Set problem:
Below are the records; locate each line with the word "тѣмъ" and copy it.

[Dataset entries]
◇ ◇ ◇

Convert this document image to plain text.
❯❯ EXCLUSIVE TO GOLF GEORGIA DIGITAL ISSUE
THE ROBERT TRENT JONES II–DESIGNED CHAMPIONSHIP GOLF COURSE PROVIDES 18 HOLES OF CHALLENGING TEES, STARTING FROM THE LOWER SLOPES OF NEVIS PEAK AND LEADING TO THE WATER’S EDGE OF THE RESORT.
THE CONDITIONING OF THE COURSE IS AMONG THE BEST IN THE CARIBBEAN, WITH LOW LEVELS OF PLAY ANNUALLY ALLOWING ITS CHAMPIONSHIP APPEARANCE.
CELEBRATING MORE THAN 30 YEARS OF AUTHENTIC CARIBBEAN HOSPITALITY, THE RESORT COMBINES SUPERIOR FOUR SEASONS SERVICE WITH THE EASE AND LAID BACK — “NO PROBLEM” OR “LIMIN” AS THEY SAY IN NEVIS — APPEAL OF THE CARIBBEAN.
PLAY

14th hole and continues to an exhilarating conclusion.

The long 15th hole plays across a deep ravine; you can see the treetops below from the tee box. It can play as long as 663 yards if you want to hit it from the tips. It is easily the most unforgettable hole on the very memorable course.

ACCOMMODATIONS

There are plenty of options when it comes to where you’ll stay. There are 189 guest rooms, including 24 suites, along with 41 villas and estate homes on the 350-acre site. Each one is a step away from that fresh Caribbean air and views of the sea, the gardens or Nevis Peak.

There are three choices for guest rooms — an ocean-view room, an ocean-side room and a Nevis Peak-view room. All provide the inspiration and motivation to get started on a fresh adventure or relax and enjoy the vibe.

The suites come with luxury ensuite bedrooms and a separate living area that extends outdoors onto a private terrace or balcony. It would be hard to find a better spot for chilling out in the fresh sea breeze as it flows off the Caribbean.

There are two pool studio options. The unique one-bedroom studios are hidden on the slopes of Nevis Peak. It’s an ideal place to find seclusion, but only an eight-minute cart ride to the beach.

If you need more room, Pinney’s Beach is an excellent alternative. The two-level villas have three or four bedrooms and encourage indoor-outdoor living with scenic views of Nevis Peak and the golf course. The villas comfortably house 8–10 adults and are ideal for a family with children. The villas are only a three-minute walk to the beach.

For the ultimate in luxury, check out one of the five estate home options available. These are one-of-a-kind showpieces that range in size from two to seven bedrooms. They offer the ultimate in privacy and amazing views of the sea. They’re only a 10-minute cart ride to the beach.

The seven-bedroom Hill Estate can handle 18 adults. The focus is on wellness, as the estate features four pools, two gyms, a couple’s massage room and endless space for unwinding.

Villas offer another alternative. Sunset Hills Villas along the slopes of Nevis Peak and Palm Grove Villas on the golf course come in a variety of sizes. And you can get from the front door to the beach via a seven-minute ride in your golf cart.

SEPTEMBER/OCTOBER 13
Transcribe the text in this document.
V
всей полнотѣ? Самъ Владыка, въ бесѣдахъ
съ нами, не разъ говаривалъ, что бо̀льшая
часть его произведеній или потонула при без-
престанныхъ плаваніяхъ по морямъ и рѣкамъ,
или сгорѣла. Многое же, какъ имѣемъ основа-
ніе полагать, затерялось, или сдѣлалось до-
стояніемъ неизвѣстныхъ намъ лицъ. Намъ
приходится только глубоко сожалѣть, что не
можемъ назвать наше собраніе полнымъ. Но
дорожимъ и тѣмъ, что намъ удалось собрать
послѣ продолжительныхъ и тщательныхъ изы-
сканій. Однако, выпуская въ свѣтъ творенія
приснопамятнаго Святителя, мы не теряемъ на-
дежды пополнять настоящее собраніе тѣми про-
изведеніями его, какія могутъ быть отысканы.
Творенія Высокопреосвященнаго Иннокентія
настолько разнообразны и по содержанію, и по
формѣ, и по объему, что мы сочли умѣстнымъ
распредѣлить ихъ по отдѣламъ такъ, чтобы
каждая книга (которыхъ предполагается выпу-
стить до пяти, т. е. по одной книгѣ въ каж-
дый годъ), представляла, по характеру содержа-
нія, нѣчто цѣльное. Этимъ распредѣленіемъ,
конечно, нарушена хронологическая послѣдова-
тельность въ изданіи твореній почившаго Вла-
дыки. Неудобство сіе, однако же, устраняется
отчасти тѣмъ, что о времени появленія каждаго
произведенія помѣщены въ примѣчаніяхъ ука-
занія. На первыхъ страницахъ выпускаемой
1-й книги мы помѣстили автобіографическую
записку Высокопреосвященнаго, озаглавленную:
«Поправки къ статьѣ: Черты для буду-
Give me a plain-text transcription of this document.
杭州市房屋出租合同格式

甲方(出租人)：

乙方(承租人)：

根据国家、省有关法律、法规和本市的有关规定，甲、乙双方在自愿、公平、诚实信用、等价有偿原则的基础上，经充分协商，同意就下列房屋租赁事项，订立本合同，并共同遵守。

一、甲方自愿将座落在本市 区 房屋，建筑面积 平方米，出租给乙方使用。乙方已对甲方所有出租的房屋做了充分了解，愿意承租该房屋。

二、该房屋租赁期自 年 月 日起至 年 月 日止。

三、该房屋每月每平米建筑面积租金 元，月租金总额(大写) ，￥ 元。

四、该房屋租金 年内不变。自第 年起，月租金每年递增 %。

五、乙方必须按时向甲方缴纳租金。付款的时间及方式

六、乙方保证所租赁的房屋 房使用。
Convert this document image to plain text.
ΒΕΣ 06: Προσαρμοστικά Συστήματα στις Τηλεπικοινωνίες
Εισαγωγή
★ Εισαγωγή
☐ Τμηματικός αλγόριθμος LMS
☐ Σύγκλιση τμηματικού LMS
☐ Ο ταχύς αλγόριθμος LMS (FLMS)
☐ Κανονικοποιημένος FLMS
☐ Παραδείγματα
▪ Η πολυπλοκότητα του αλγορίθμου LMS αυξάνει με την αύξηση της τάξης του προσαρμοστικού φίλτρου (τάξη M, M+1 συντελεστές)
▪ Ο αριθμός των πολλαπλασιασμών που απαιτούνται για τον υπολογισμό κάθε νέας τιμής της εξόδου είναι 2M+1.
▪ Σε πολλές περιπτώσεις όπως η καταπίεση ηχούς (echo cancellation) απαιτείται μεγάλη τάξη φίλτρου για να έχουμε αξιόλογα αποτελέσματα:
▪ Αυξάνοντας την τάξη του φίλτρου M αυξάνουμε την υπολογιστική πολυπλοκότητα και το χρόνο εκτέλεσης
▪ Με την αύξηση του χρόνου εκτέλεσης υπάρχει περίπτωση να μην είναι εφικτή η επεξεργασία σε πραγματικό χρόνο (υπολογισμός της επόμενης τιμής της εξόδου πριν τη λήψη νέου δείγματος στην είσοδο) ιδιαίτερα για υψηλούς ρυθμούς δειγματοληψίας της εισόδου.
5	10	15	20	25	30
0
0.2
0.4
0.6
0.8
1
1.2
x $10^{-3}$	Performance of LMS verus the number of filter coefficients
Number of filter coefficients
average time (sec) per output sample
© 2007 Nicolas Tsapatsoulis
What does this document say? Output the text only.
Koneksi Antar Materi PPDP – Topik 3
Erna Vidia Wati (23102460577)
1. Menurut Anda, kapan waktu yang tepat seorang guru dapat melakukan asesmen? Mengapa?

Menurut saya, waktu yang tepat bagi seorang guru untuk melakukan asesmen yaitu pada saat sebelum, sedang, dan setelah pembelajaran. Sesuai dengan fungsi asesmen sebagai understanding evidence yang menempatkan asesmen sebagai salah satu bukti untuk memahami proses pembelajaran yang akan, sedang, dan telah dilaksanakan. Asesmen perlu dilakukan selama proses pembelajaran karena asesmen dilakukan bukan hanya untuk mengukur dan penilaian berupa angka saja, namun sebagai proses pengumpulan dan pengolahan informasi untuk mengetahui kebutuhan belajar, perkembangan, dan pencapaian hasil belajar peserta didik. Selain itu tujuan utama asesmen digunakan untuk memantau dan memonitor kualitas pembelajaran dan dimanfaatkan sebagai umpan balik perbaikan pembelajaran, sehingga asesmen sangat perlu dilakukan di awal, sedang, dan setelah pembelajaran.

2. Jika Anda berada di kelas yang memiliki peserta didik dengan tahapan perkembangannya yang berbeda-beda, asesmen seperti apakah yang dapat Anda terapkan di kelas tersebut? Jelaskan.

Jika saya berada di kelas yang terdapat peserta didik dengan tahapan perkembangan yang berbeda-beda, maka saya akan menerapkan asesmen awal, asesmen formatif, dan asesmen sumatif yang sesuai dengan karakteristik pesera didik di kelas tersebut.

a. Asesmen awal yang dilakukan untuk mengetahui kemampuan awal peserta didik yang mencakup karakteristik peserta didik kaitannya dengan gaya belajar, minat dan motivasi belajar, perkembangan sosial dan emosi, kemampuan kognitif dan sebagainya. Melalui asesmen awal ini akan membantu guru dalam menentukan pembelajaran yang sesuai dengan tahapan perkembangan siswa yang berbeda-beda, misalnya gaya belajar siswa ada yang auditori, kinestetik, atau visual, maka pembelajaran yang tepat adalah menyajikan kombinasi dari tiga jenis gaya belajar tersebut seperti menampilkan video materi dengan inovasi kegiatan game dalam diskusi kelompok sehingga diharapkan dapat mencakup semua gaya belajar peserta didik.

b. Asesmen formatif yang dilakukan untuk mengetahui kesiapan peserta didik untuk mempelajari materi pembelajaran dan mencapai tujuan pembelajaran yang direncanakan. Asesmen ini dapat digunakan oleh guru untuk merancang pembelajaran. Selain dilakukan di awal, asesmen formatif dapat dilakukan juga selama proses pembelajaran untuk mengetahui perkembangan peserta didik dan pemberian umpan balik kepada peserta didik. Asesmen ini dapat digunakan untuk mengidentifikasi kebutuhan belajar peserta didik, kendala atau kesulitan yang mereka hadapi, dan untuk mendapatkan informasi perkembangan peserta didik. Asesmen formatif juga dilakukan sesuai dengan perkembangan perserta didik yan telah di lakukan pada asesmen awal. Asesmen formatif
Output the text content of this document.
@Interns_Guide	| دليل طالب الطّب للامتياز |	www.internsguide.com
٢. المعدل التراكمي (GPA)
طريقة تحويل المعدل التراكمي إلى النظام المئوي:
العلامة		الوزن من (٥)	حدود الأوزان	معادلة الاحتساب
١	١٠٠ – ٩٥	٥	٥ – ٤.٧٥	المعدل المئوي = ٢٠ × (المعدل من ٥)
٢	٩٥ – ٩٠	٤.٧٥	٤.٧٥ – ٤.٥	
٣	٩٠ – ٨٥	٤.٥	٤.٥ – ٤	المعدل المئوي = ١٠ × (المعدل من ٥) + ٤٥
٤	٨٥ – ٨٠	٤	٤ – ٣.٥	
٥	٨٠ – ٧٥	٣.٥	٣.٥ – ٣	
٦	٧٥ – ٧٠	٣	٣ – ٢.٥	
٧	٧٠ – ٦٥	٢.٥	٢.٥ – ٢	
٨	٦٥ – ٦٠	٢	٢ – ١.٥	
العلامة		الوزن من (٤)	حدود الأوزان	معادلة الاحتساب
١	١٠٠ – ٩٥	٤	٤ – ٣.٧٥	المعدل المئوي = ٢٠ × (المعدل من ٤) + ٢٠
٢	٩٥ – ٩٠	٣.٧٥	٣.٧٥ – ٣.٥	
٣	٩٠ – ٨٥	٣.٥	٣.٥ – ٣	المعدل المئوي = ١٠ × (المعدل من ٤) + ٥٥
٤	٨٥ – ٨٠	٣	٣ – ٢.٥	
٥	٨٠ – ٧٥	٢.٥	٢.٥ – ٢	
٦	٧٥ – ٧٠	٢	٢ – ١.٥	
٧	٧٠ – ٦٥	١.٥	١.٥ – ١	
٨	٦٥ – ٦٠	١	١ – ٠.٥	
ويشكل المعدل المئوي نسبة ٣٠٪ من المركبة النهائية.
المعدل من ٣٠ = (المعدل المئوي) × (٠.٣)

◇ ◇ ◇

Task answer:
дорожимъ и тѣмъ, что намъ удалось собрать
отчасти тѣмъ, что о времени появленія каждаго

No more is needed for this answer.